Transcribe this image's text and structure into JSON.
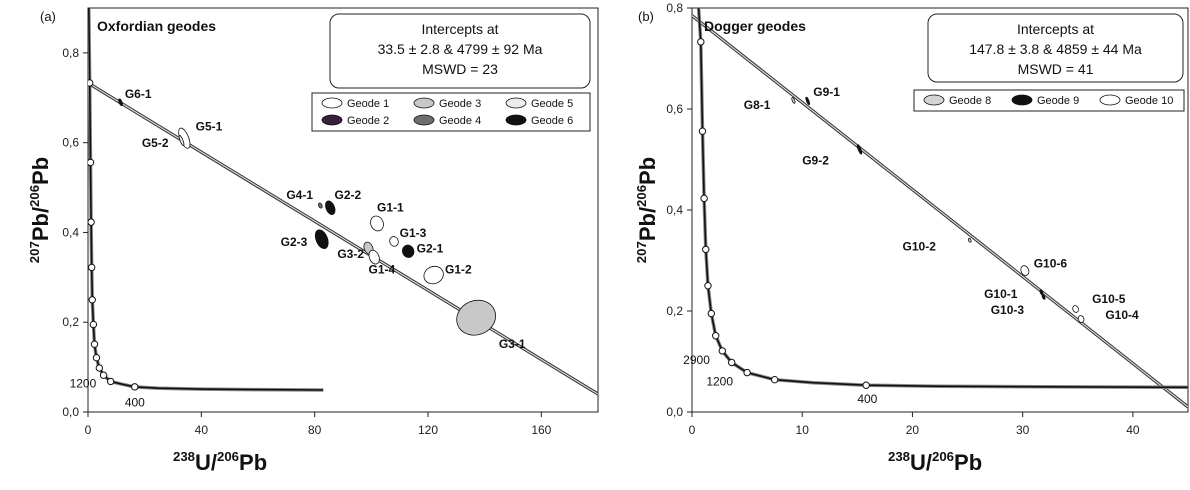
{
  "chart_data": [
    {
      "type": "scatter",
      "panel_label": "(a)",
      "title": "Oxfordian geodes",
      "xlabel": {
        "sup": "238",
        "main": "U/",
        "sup2": "206",
        "main2": "Pb"
      },
      "ylabel": {
        "sup": "207",
        "main": "Pb/",
        "sup2": "206",
        "main2": "Pb"
      },
      "xlim": [
        0,
        180
      ],
      "ylim": [
        0,
        0.9
      ],
      "xticks": [
        {
          "v": 0,
          "t": "0"
        },
        {
          "v": 40,
          "t": "40"
        },
        {
          "v": 80,
          "t": "80"
        },
        {
          "v": 120,
          "t": "120"
        },
        {
          "v": 160,
          "t": "160"
        }
      ],
      "yticks": [
        {
          "v": 0,
          "t": "0,0"
        },
        {
          "v": 0.2,
          "t": "0,2"
        },
        {
          "v": 0.4,
          "t": "0,4"
        },
        {
          "v": 0.6,
          "t": "0,6"
        },
        {
          "v": 0.8,
          "t": "0,8"
        }
      ],
      "intercepts_box": [
        "Intercepts at",
        "33.5 ± 2.8 & 4799 ± 92 Ma",
        "MSWD = 23"
      ],
      "discordia": {
        "start": [
          0,
          0.733
        ],
        "end": [
          180,
          0.04
        ]
      },
      "concordia": [
        [
          0.3,
          0.9
        ],
        [
          0.6,
          0.733
        ],
        [
          0.9,
          0.556
        ],
        [
          1.1,
          0.423
        ],
        [
          1.3,
          0.322
        ],
        [
          1.5,
          0.25
        ],
        [
          1.9,
          0.195
        ],
        [
          2.3,
          0.151
        ],
        [
          3.0,
          0.121
        ],
        [
          4.0,
          0.098
        ],
        [
          5.5,
          0.082
        ],
        [
          8.0,
          0.068
        ],
        [
          12,
          0.062
        ],
        [
          16.5,
          0.056
        ],
        [
          25,
          0.053
        ],
        [
          40,
          0.051
        ],
        [
          60,
          0.05
        ],
        [
          83,
          0.049
        ]
      ],
      "concordia_markers": [
        [
          0.6,
          0.733
        ],
        [
          0.9,
          0.556
        ],
        [
          1.1,
          0.423
        ],
        [
          1.3,
          0.322
        ],
        [
          1.5,
          0.25
        ],
        [
          1.9,
          0.195
        ],
        [
          2.3,
          0.151
        ],
        [
          3.0,
          0.121
        ],
        [
          4.0,
          0.098
        ],
        [
          5.5,
          0.082
        ],
        [
          8.0,
          0.068
        ],
        [
          16.5,
          0.056
        ]
      ],
      "age_labels": [
        {
          "t": "1200",
          "x": -6.5,
          "y": 0.055
        },
        {
          "t": "400",
          "x": 13,
          "y": 0.012
        }
      ],
      "legend": {
        "position": "top-right",
        "entries": [
          {
            "name": "Geode 1",
            "fill": "#ffffff"
          },
          {
            "name": "Geode 3",
            "fill": "#c8c8c8"
          },
          {
            "name": "Geode 5",
            "fill": "#ececec"
          },
          {
            "name": "Geode 2",
            "fill": "#3a1e3e"
          },
          {
            "name": "Geode 4",
            "fill": "#6e6e6e"
          },
          {
            "name": "Geode 6",
            "fill": "#111111"
          }
        ]
      },
      "points": [
        {
          "label": "G6-1",
          "x": 11.5,
          "y": 0.69,
          "rx": 0.5,
          "ry": 0.008,
          "fill": "#111111",
          "lx": 13,
          "ly": 0.7
        },
        {
          "label": "G5-1",
          "x": 34,
          "y": 0.61,
          "rx": 1.5,
          "ry": 0.024,
          "fill": "#ffffff",
          "lx": 38,
          "ly": 0.627
        },
        {
          "label": "G5-2",
          "x": 33,
          "y": 0.605,
          "rx": 0.5,
          "ry": 0.012,
          "fill": "#ececec",
          "lx": 19,
          "ly": 0.59
        },
        {
          "label": "G4-1",
          "x": 82,
          "y": 0.46,
          "rx": 0.6,
          "ry": 0.006,
          "fill": "#6e6e6e",
          "lx": 70,
          "ly": 0.475
        },
        {
          "label": "G2-2",
          "x": 85.5,
          "y": 0.455,
          "rx": 1.5,
          "ry": 0.016,
          "fill": "#111111",
          "lx": 87,
          "ly": 0.475
        },
        {
          "label": "G1-1",
          "x": 102,
          "y": 0.42,
          "rx": 2.2,
          "ry": 0.017,
          "fill": "#ffffff",
          "lx": 102,
          "ly": 0.447
        },
        {
          "label": "G2-3",
          "x": 82.5,
          "y": 0.385,
          "rx": 2,
          "ry": 0.022,
          "fill": "#111111",
          "lx": 68,
          "ly": 0.37
        },
        {
          "label": "G1-3",
          "x": 108,
          "y": 0.38,
          "rx": 1.5,
          "ry": 0.011,
          "fill": "#ffffff",
          "lx": 110,
          "ly": 0.39
        },
        {
          "label": "G3-2",
          "x": 99,
          "y": 0.365,
          "rx": 1.5,
          "ry": 0.014,
          "fill": "#c8c8c8",
          "lx": 88,
          "ly": 0.343
        },
        {
          "label": "G2-1",
          "x": 113,
          "y": 0.358,
          "rx": 2,
          "ry": 0.014,
          "fill": "#111111",
          "lx": 116,
          "ly": 0.355
        },
        {
          "label": "G1-4",
          "x": 101,
          "y": 0.345,
          "rx": 1.7,
          "ry": 0.016,
          "fill": "#ffffff",
          "lx": 99,
          "ly": 0.308
        },
        {
          "label": "G1-2",
          "x": 122,
          "y": 0.305,
          "rx": 3.5,
          "ry": 0.019,
          "fill": "#ffffff",
          "lx": 126,
          "ly": 0.308
        },
        {
          "label": "G3-1",
          "x": 137,
          "y": 0.21,
          "rx": 7,
          "ry": 0.038,
          "fill": "#c8c8c8",
          "lx": 145,
          "ly": 0.143
        }
      ]
    },
    {
      "type": "scatter",
      "panel_label": "(b)",
      "title": "Dogger geodes",
      "xlabel": {
        "sup": "238",
        "main": "U/",
        "sup2": "206",
        "main2": "Pb"
      },
      "ylabel": {
        "sup": "207",
        "main": "Pb/",
        "sup2": "206",
        "main2": "Pb"
      },
      "xlim": [
        0,
        45
      ],
      "ylim": [
        0,
        0.8
      ],
      "xticks": [
        {
          "v": 0,
          "t": "0"
        },
        {
          "v": 10,
          "t": "10"
        },
        {
          "v": 20,
          "t": "20"
        },
        {
          "v": 30,
          "t": "30"
        },
        {
          "v": 40,
          "t": "40"
        }
      ],
      "yticks": [
        {
          "v": 0,
          "t": "0,0"
        },
        {
          "v": 0.2,
          "t": "0,2"
        },
        {
          "v": 0.4,
          "t": "0,4"
        },
        {
          "v": 0.6,
          "t": "0,6"
        },
        {
          "v": 0.8,
          "t": "0,8"
        }
      ],
      "intercepts_box": [
        "Intercepts at",
        "147.8 ± 3.8 & 4859 ± 44 Ma",
        "MSWD = 41"
      ],
      "discordia": {
        "start": [
          0,
          0.785
        ],
        "end": [
          45,
          0.01
        ]
      },
      "concordia": [
        [
          0.6,
          0.8
        ],
        [
          0.8,
          0.733
        ],
        [
          0.95,
          0.556
        ],
        [
          1.1,
          0.423
        ],
        [
          1.25,
          0.322
        ],
        [
          1.45,
          0.25
        ],
        [
          1.75,
          0.195
        ],
        [
          2.15,
          0.151
        ],
        [
          2.75,
          0.121
        ],
        [
          3.6,
          0.098
        ],
        [
          5.0,
          0.078
        ],
        [
          7.5,
          0.064
        ],
        [
          11,
          0.058
        ],
        [
          15.8,
          0.053
        ],
        [
          22,
          0.051
        ],
        [
          32,
          0.05
        ],
        [
          45,
          0.049
        ]
      ],
      "concordia_markers": [
        [
          0.8,
          0.733
        ],
        [
          0.95,
          0.556
        ],
        [
          1.1,
          0.423
        ],
        [
          1.25,
          0.322
        ],
        [
          1.45,
          0.25
        ],
        [
          1.75,
          0.195
        ],
        [
          2.15,
          0.151
        ],
        [
          2.75,
          0.121
        ],
        [
          3.6,
          0.098
        ],
        [
          5.0,
          0.078
        ],
        [
          7.5,
          0.064
        ],
        [
          15.8,
          0.053
        ]
      ],
      "age_labels": [
        {
          "t": "2900",
          "x": -0.8,
          "y": 0.095
        },
        {
          "t": "1200",
          "x": 1.3,
          "y": 0.052
        },
        {
          "t": "400",
          "x": 15,
          "y": 0.018
        }
      ],
      "legend": {
        "position": "top-right",
        "entries": [
          {
            "name": "Geode 8",
            "fill": "#d4d4d4"
          },
          {
            "name": "Geode 9",
            "fill": "#111111"
          },
          {
            "name": "Geode 10",
            "fill": "#ffffff"
          }
        ]
      },
      "points": [
        {
          "label": "G8-1",
          "x": 9.2,
          "y": 0.617,
          "rx": 0.05,
          "ry": 0.006,
          "fill": "#d4d4d4",
          "lx": 4.7,
          "ly": 0.6
        },
        {
          "label": "G9-1",
          "x": 10.5,
          "y": 0.616,
          "rx": 0.1,
          "ry": 0.008,
          "fill": "#111111",
          "lx": 11,
          "ly": 0.626
        },
        {
          "label": "G9-2",
          "x": 15.2,
          "y": 0.52,
          "rx": 0.12,
          "ry": 0.01,
          "fill": "#111111",
          "lx": 10,
          "ly": 0.49
        },
        {
          "label": "G10-2",
          "x": 25.2,
          "y": 0.34,
          "rx": 0.06,
          "ry": 0.004,
          "fill": "#d4d4d4",
          "lx": 19.1,
          "ly": 0.32
        },
        {
          "label": "G10-6",
          "x": 30.2,
          "y": 0.28,
          "rx": 0.35,
          "ry": 0.01,
          "fill": "#ffffff",
          "lx": 31,
          "ly": 0.286
        },
        {
          "label": "G10-1",
          "x": 31.7,
          "y": 0.237,
          "rx": 0.08,
          "ry": 0.005,
          "fill": "#111111",
          "lx": 26.5,
          "ly": 0.226
        },
        {
          "label": "G10-3",
          "x": 31.9,
          "y": 0.228,
          "rx": 0.08,
          "ry": 0.005,
          "fill": "#111111",
          "lx": 27.1,
          "ly": 0.194
        },
        {
          "label": "G10-5",
          "x": 34.8,
          "y": 0.204,
          "rx": 0.25,
          "ry": 0.007,
          "fill": "#ffffff",
          "lx": 36.3,
          "ly": 0.216
        },
        {
          "label": "G10-4",
          "x": 35.3,
          "y": 0.184,
          "rx": 0.25,
          "ry": 0.007,
          "fill": "#ffffff",
          "lx": 37.5,
          "ly": 0.184
        }
      ]
    }
  ]
}
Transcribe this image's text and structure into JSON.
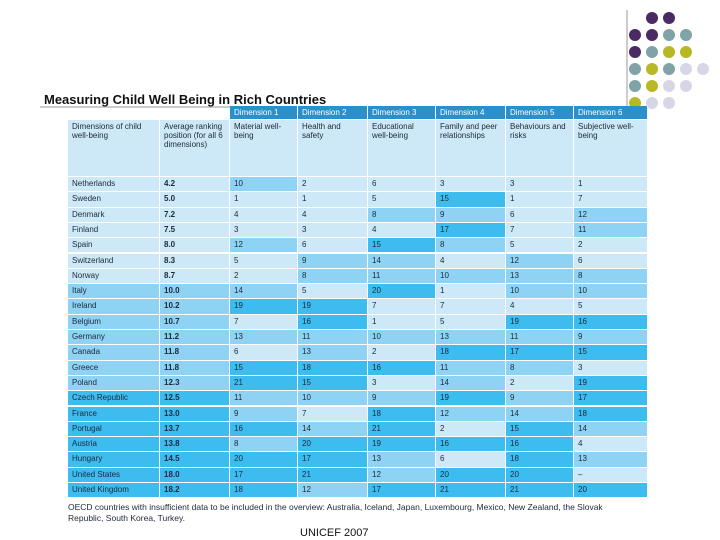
{
  "header": {
    "title": "Measuring Child Well Being in Rich Countries"
  },
  "table": {
    "dimensions": [
      "Dimension 1",
      "Dimension 2",
      "Dimension 3",
      "Dimension 4",
      "Dimension 5",
      "Dimension 6"
    ],
    "columns": [
      "Dimensions of child well-being",
      "Average ranking position (for all 6 dimensions)",
      "Material well-being",
      "Health and safety",
      "Educational well-being",
      "Family and peer relationships",
      "Behaviours and risks",
      "Subjective well-being"
    ],
    "rows": [
      [
        "Netherlands",
        "4.2",
        "10",
        "2",
        "6",
        "3",
        "3",
        "1"
      ],
      [
        "Sweden",
        "5.0",
        "1",
        "1",
        "5",
        "15",
        "1",
        "7"
      ],
      [
        "Denmark",
        "7.2",
        "4",
        "4",
        "8",
        "9",
        "6",
        "12"
      ],
      [
        "Finland",
        "7.5",
        "3",
        "3",
        "4",
        "17",
        "7",
        "11"
      ],
      [
        "Spain",
        "8.0",
        "12",
        "6",
        "15",
        "8",
        "5",
        "2"
      ],
      [
        "Switzerland",
        "8.3",
        "5",
        "9",
        "14",
        "4",
        "12",
        "6"
      ],
      [
        "Norway",
        "8.7",
        "2",
        "8",
        "11",
        "10",
        "13",
        "8"
      ],
      [
        "Italy",
        "10.0",
        "14",
        "5",
        "20",
        "1",
        "10",
        "10"
      ],
      [
        "Ireland",
        "10.2",
        "19",
        "19",
        "7",
        "7",
        "4",
        "5"
      ],
      [
        "Belgium",
        "10.7",
        "7",
        "16",
        "1",
        "5",
        "19",
        "16"
      ],
      [
        "Germany",
        "11.2",
        "13",
        "11",
        "10",
        "13",
        "11",
        "9"
      ],
      [
        "Canada",
        "11.8",
        "6",
        "13",
        "2",
        "18",
        "17",
        "15"
      ],
      [
        "Greece",
        "11.8",
        "15",
        "18",
        "16",
        "11",
        "8",
        "3"
      ],
      [
        "Poland",
        "12.3",
        "21",
        "15",
        "3",
        "14",
        "2",
        "19"
      ],
      [
        "Czech Republic",
        "12.5",
        "11",
        "10",
        "9",
        "19",
        "9",
        "17"
      ],
      [
        "France",
        "13.0",
        "9",
        "7",
        "18",
        "12",
        "14",
        "18"
      ],
      [
        "Portugal",
        "13.7",
        "16",
        "14",
        "21",
        "2",
        "15",
        "14"
      ],
      [
        "Austria",
        "13.8",
        "8",
        "20",
        "19",
        "16",
        "16",
        "4"
      ],
      [
        "Hungary",
        "14.5",
        "20",
        "17",
        "13",
        "6",
        "18",
        "13"
      ],
      [
        "United States",
        "18.0",
        "17",
        "21",
        "12",
        "20",
        "20",
        "–"
      ],
      [
        "United Kingdom",
        "18.2",
        "18",
        "12",
        "17",
        "21",
        "21",
        "20"
      ]
    ],
    "footnote": "OECD countries with insufficient data to be included in the overview: Australia, Iceland, Japan, Luxembourg, Mexico, New Zealand, the Slovak Republic, South Korea, Turkey."
  },
  "footer": {
    "source": "UNICEF 2007"
  }
}
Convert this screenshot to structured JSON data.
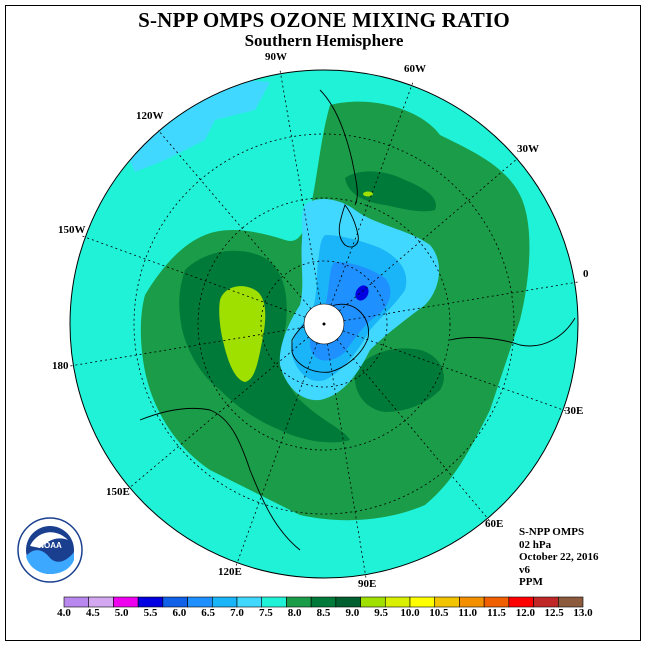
{
  "title": "S-NPP OMPS OZONE MIXING RATIO",
  "subtitle": "Southern Hemisphere",
  "longitude_labels": [
    "90W",
    "60W",
    "30W",
    "0",
    "30E",
    "60E",
    "90E",
    "120E",
    "150E",
    "180",
    "150W",
    "120W"
  ],
  "info": [
    "S-NPP OMPS",
    "02 hPa",
    "October 22, 2016",
    "v6",
    "PPM"
  ],
  "logo_text": "NOAA",
  "colorbar": {
    "levels": [
      "4.0",
      "4.5",
      "5.0",
      "5.5",
      "6.0",
      "6.5",
      "7.0",
      "7.5",
      "8.0",
      "8.5",
      "9.0",
      "9.5",
      "10.0",
      "10.5",
      "11.0",
      "11.5",
      "12.0",
      "12.5",
      "13.0"
    ],
    "colors": [
      "#b988ee",
      "#d4a8f0",
      "#ee00ee",
      "#0000e0",
      "#1060e8",
      "#1e90ff",
      "#1ab4f8",
      "#40d8ff",
      "#20f2d8",
      "#1a9c48",
      "#007a38",
      "#005f2e",
      "#a0e000",
      "#d8f000",
      "#ffff00",
      "#f2c400",
      "#f29000",
      "#f06000",
      "#ff0000",
      "#c02828",
      "#8c5a3c"
    ]
  },
  "colors": {
    "background_field": "#20f2d8",
    "green_light": "#1a9c48",
    "green_dark": "#007a38",
    "lime": "#a0e000",
    "blue_pale": "#40d8ff",
    "blue_mid": "#1e90ff",
    "blue_deep": "#0000e0"
  }
}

★ ★ ★ ★ ★ ★ ★

**Challenge**
Keep only the lines that hold the string "name", and copy them out.

**Written response**
            "name": "Geode 1",
            "name": "Geode 3",
            "name": "Geode 5",
            "name": "Geode 2",
            "name": "Geode 4",
            "name": "Geode 6",
            "name": "Geode 8",
            "name": "Geode 9",
            "name": "Geode 10",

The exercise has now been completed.